What you are asked to do
Your task is to print all of the material verbatim.

(Saved data entries)

★ ★ ★ ★ ★

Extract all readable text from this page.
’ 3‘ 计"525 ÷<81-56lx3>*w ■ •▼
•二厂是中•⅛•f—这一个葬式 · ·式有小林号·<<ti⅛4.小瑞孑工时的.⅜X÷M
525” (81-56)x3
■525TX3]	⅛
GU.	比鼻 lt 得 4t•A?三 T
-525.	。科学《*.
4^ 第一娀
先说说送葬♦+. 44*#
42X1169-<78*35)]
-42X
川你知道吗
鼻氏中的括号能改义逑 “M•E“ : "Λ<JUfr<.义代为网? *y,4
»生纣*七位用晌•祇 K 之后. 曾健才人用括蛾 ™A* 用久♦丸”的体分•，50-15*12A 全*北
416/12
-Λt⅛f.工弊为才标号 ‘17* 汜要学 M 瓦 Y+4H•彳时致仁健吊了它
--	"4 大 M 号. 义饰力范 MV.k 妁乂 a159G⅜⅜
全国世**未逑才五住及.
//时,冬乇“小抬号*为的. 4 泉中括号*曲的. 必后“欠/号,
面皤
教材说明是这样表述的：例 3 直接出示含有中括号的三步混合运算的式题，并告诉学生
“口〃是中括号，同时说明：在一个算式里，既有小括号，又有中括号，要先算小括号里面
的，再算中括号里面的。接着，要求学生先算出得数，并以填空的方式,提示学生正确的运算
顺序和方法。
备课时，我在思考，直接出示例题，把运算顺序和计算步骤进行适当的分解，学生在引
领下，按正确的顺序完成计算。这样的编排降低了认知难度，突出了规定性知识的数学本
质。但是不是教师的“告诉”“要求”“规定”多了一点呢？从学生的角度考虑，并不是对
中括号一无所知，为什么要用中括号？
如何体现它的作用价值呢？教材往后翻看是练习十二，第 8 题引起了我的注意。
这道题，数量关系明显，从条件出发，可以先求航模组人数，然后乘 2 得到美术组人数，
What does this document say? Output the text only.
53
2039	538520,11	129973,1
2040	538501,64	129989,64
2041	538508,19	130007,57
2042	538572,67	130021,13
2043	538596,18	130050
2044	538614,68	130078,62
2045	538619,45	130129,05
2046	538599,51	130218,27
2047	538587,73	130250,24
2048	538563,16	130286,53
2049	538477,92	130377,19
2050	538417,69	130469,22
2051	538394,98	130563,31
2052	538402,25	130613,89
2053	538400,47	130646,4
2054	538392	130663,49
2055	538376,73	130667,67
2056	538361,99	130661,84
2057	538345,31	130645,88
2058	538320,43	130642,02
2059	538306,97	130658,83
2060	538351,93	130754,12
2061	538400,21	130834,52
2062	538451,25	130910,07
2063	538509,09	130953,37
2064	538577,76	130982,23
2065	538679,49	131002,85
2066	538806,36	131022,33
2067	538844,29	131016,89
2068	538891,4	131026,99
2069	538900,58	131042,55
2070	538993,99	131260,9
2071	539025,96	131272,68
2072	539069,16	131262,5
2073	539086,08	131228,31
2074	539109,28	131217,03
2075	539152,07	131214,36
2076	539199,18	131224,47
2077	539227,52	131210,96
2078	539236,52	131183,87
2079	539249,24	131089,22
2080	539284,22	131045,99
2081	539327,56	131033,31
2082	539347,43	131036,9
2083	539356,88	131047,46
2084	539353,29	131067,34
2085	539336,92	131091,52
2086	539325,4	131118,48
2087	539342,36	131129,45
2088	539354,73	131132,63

★ ★ ★ ★ ★

Output for this exercise
Extract all readable text from this page.
’ 3‘ 计"525 ÷<81-56lx3>*w ■ •▼
•二厂是中•⅛•f—这一个葬式 · ·式有小林号·<<ti⅛4.小瑞孑工时的.⅜X÷M
525” (81-56)x3
■525TX3]	⅛
GU.	比鼻 lt 得 4t•A?三 T
-525.	。科学《*.
4^ 第一娀
先说说送葬♦+. 44*#
42X1169-<78*35)]
-42X
川你知道吗
鼻氏中的括号能改义逑 “M•E“ : "Λ<JUfr<.义代为网? *y,4
»生纣*七位用晌•祇 K 之后. 曾健才人用括蛾 ™A* 用久♦丸”的体分•，50-15*12A 全*北
416/12
-Λt⅛f.工弊为才标号 ‘17* 汜要学 M 瓦 Y+4H•彳时致仁健吊了它
--	"4 大 M 号. 义饰力范 MV.k 妁乂 a159G⅜⅜
全国世**未逑才五住及.
//时,冬乇“小抬号*为的. 4 泉中括号*曲的. 必后“欠/号,
面皤
教材说明是这样表述的：例 3 直接出示含有中括号的三步混合运算的式题，并告诉学生
“口〃是中括号，同时说明：在一个算式里，既有小括号，又有中括号，要先算小括号里面
的，再算中括号里面的。接着，要求学生先算出得数，并以填空的方式,提示学生正确的运算
顺序和方法。
备课时，我在思考，直接出示例题，把运算顺序和计算步骤进行适当的分解，学生在引
领下，按正确的顺序完成计算。这样的编排降低了认知难度，突出了规定性知识的数学本
质。但是不是教师的“告诉”“要求”“规定”多了一点呢？从学生的角度考虑，并不是对
中括号一无所知，为什么要用中括号？
如何体现它的作用价值呢？教材往后翻看是练习十二，第 8 题引起了我的注意。
这道题，数量关系明显，从条件出发，可以先求航模组人数，然后乘 2 得到美术组人数，
What does this document say? Output the text only.
53
2039	538520,11	129973,1
2040	538501,64	129989,64
2041	538508,19	130007,57
2042	538572,67	130021,13
2043	538596,18	130050
2044	538614,68	130078,62
2045	538619,45	130129,05
2046	538599,51	130218,27
2047	538587,73	130250,24
2048	538563,16	130286,53
2049	538477,92	130377,19
2050	538417,69	130469,22
2051	538394,98	130563,31
2052	538402,25	130613,89
2053	538400,47	130646,4
2054	538392	130663,49
2055	538376,73	130667,67
2056	538361,99	130661,84
2057	538345,31	130645,88
2058	538320,43	130642,02
2059	538306,97	130658,83
2060	538351,93	130754,12
2061	538400,21	130834,52
2062	538451,25	130910,07
2063	538509,09	130953,37
2064	538577,76	130982,23
2065	538679,49	131002,85
2066	538806,36	131022,33
2067	538844,29	131016,89
2068	538891,4	131026,99
2069	538900,58	131042,55
2070	538993,99	131260,9
2071	539025,96	131272,68
2072	539069,16	131262,5
2073	539086,08	131228,31
2074	539109,28	131217,03
2075	539152,07	131214,36
2076	539199,18	131224,47
2077	539227,52	131210,96
2078	539236,52	131183,87
2079	539249,24	131089,22
2080	539284,22	131045,99
2081	539327,56	131033,31
2082	539347,43	131036,9
2083	539356,88	131047,46
2084	539353,29	131067,34
2085	539336,92	131091,52
2086	539325,4	131118,48
2087	539342,36	131129,45
2088	539354,73	131132,63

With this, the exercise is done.